• [The request]
Every line that includes the word "Number" is to be listed.

◆ ◆ ◆ ◆

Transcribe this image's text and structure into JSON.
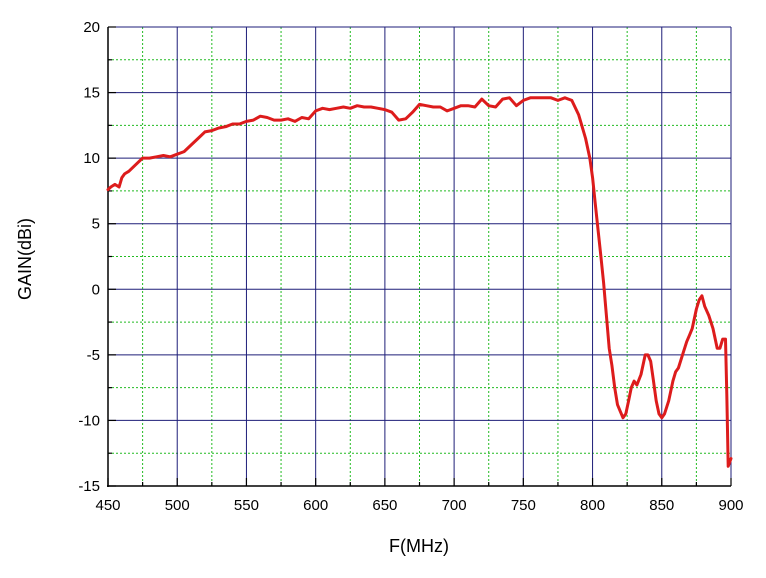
{
  "chart_data": {
    "type": "line",
    "xlabel": "F(MHz)",
    "ylabel": "GAIN(dBi)",
    "xlim": [
      450,
      900
    ],
    "ylim": [
      -15,
      20
    ],
    "xticks": [
      450,
      500,
      550,
      600,
      650,
      700,
      750,
      800,
      850,
      900
    ],
    "yticks": [
      -15,
      -10,
      -5,
      0,
      5,
      10,
      15,
      20
    ],
    "grid": true,
    "colors": {
      "line": "#dd1c1c",
      "major_grid": "#1e1e78",
      "minor_grid": "#22bb22",
      "axis": "#000000"
    },
    "series": [
      {
        "x": [
          450,
          452,
          455,
          458,
          460,
          462,
          465,
          470,
          475,
          480,
          485,
          490,
          495,
          500,
          505,
          510,
          515,
          520,
          525,
          530,
          535,
          540,
          545,
          550,
          555,
          560,
          565,
          570,
          575,
          580,
          585,
          590,
          595,
          600,
          605,
          610,
          615,
          620,
          625,
          630,
          635,
          640,
          645,
          650,
          655,
          660,
          665,
          670,
          675,
          680,
          685,
          690,
          695,
          700,
          705,
          710,
          715,
          720,
          725,
          730,
          735,
          740,
          745,
          750,
          755,
          760,
          765,
          770,
          775,
          780,
          785,
          790,
          795,
          798,
          800,
          802,
          804,
          806,
          808,
          810,
          812,
          814,
          816,
          818,
          820,
          822,
          824,
          826,
          828,
          830,
          832,
          835,
          838,
          840,
          842,
          844,
          846,
          848,
          850,
          852,
          855,
          858,
          860,
          862,
          865,
          868,
          870,
          872,
          875,
          877,
          879,
          881,
          884,
          887,
          890,
          892,
          894,
          896,
          897,
          898,
          899,
          900
        ],
        "values": [
          7.6,
          7.8,
          8.0,
          7.8,
          8.5,
          8.8,
          9.0,
          9.5,
          10.0,
          10.0,
          10.1,
          10.2,
          10.1,
          10.3,
          10.5,
          11.0,
          11.5,
          12.0,
          12.1,
          12.3,
          12.4,
          12.6,
          12.6,
          12.8,
          12.9,
          13.2,
          13.1,
          12.9,
          12.9,
          13.0,
          12.8,
          13.1,
          13.0,
          13.6,
          13.8,
          13.7,
          13.8,
          13.9,
          13.8,
          14.0,
          13.9,
          13.9,
          13.8,
          13.7,
          13.5,
          12.9,
          13.0,
          13.5,
          14.1,
          14.0,
          13.9,
          13.9,
          13.6,
          13.8,
          14.0,
          14.0,
          13.9,
          14.5,
          14.0,
          13.9,
          14.5,
          14.6,
          14.0,
          14.4,
          14.6,
          14.6,
          14.6,
          14.6,
          14.4,
          14.6,
          14.4,
          13.3,
          11.5,
          10.0,
          8.5,
          6.5,
          4.5,
          2.5,
          0.5,
          -2.0,
          -4.5,
          -5.8,
          -7.5,
          -8.8,
          -9.3,
          -9.8,
          -9.5,
          -8.5,
          -7.5,
          -7.0,
          -7.3,
          -6.5,
          -5.0,
          -5.0,
          -5.5,
          -7.0,
          -8.5,
          -9.5,
          -9.8,
          -9.5,
          -8.5,
          -7.0,
          -6.3,
          -6.0,
          -5.0,
          -4.0,
          -3.5,
          -3.0,
          -1.5,
          -0.8,
          -0.5,
          -1.3,
          -2.0,
          -3.0,
          -4.5,
          -4.5,
          -3.8,
          -3.8,
          -8.0,
          -13.5,
          -13.2,
          -12.9
        ]
      }
    ]
  }
}
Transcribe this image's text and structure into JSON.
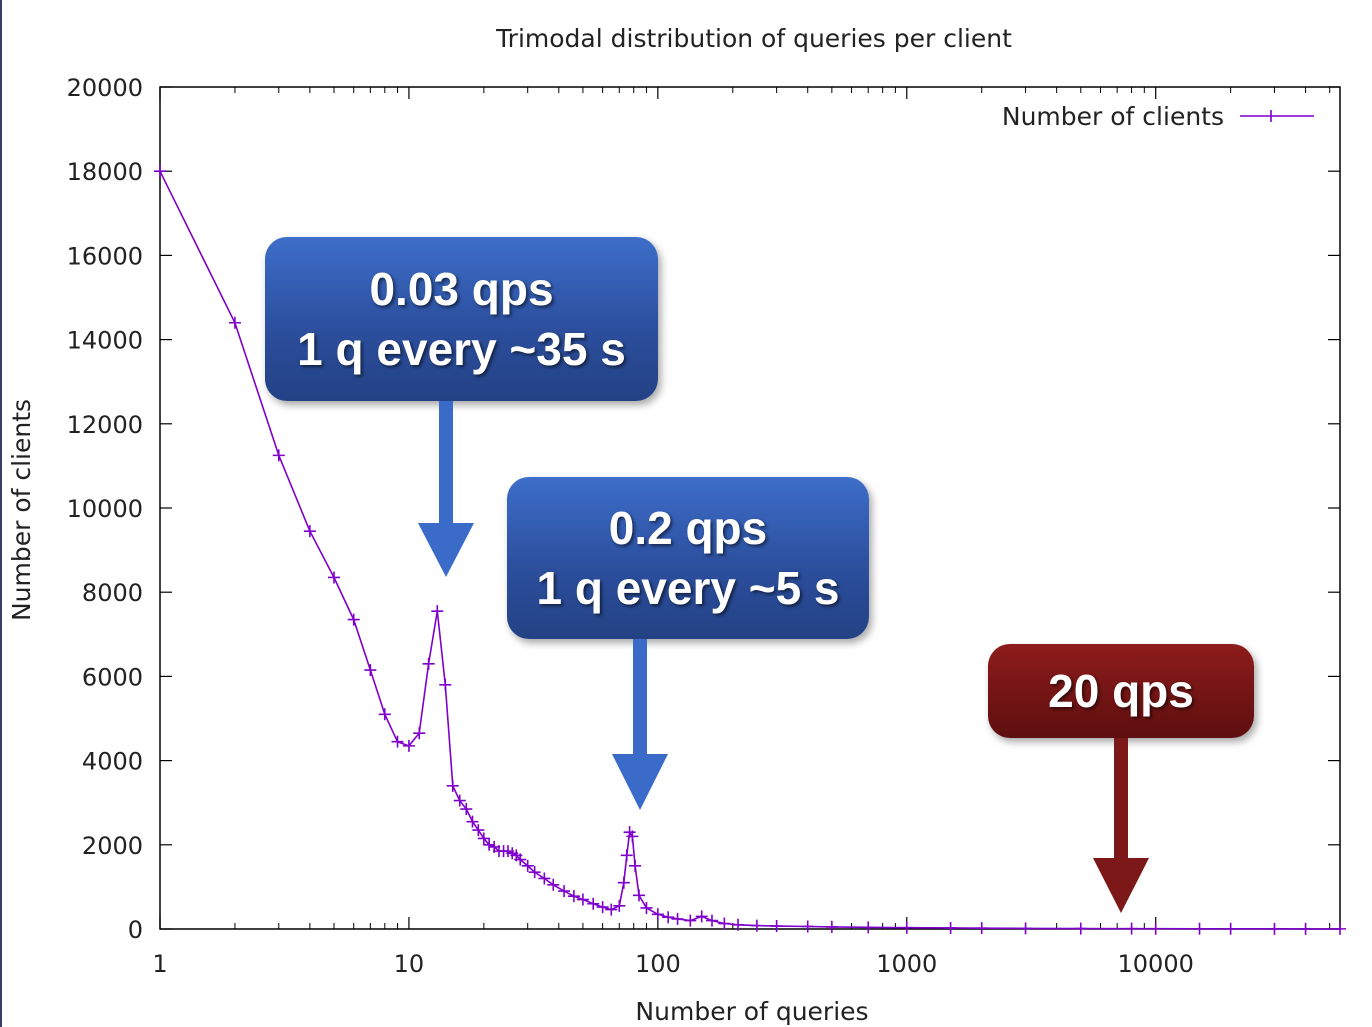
{
  "chart_data": {
    "type": "line",
    "title": "Trimodal distribution of queries per client",
    "xlabel": "Number of queries",
    "ylabel": "Number of clients",
    "x_scale": "log",
    "xlim": [
      1,
      55000
    ],
    "ylim": [
      0,
      20000
    ],
    "x_ticks": [
      1,
      10,
      100,
      1000,
      10000
    ],
    "x_tick_labels": [
      "1",
      "10",
      "100",
      "1000",
      "10000"
    ],
    "y_ticks": [
      0,
      2000,
      4000,
      6000,
      8000,
      10000,
      12000,
      14000,
      16000,
      18000,
      20000
    ],
    "y_tick_labels": [
      "0",
      "2000",
      "4000",
      "6000",
      "8000",
      "10000",
      "12000",
      "14000",
      "16000",
      "18000",
      "20000"
    ],
    "grid": false,
    "legend_position": "top-right",
    "series": [
      {
        "name": "Number of clients",
        "color": "#7f00cc",
        "marker": "plus",
        "points": [
          [
            1,
            18000
          ],
          [
            2,
            14400
          ],
          [
            3,
            11250
          ],
          [
            4,
            9450
          ],
          [
            5,
            8350
          ],
          [
            6,
            7350
          ],
          [
            7,
            6150
          ],
          [
            8,
            5100
          ],
          [
            9,
            4450
          ],
          [
            10,
            4350
          ],
          [
            11,
            4650
          ],
          [
            12,
            6300
          ],
          [
            13,
            7550
          ],
          [
            14,
            5800
          ],
          [
            15,
            3400
          ],
          [
            16,
            3050
          ],
          [
            17,
            2850
          ],
          [
            18,
            2550
          ],
          [
            19,
            2350
          ],
          [
            20,
            2150
          ],
          [
            21,
            2000
          ],
          [
            22,
            1950
          ],
          [
            23,
            1850
          ],
          [
            24,
            1850
          ],
          [
            25,
            1850
          ],
          [
            26,
            1800
          ],
          [
            27,
            1750
          ],
          [
            28,
            1650
          ],
          [
            30,
            1500
          ],
          [
            32,
            1350
          ],
          [
            35,
            1200
          ],
          [
            38,
            1050
          ],
          [
            42,
            900
          ],
          [
            46,
            780
          ],
          [
            50,
            700
          ],
          [
            55,
            600
          ],
          [
            60,
            520
          ],
          [
            65,
            460
          ],
          [
            70,
            550
          ],
          [
            73,
            1100
          ],
          [
            75,
            1750
          ],
          [
            77,
            2300
          ],
          [
            79,
            2200
          ],
          [
            81,
            1500
          ],
          [
            84,
            800
          ],
          [
            90,
            500
          ],
          [
            100,
            350
          ],
          [
            110,
            280
          ],
          [
            120,
            240
          ],
          [
            135,
            200
          ],
          [
            150,
            300
          ],
          [
            165,
            200
          ],
          [
            185,
            130
          ],
          [
            210,
            100
          ],
          [
            250,
            80
          ],
          [
            300,
            70
          ],
          [
            400,
            60
          ],
          [
            500,
            50
          ],
          [
            700,
            40
          ],
          [
            1000,
            30
          ],
          [
            1500,
            25
          ],
          [
            2000,
            20
          ],
          [
            3000,
            15
          ],
          [
            5000,
            10
          ],
          [
            8000,
            8
          ],
          [
            10000,
            6
          ],
          [
            15000,
            5
          ],
          [
            20000,
            5
          ],
          [
            30000,
            4
          ],
          [
            40000,
            3
          ],
          [
            55000,
            3
          ]
        ]
      }
    ]
  },
  "callouts": [
    {
      "line1": "0.03 qps",
      "line2": "1 q every ~35 s",
      "color": "#2f58ad"
    },
    {
      "line1": "0.2 qps",
      "line2": "1 q every ~5 s",
      "color": "#2f58ad"
    },
    {
      "line1": "20 qps",
      "line2": "",
      "color": "#7a1616"
    }
  ],
  "colors": {
    "series": "#7f00cc",
    "blue_arrow": "#3b6bc9",
    "red_arrow": "#7d1818"
  }
}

◆ ◆ ◆ ◆

• [Task output]
    "xlabel": "Number of queries",
    "ylabel": "Number of clients",
        "name": "Number of clients",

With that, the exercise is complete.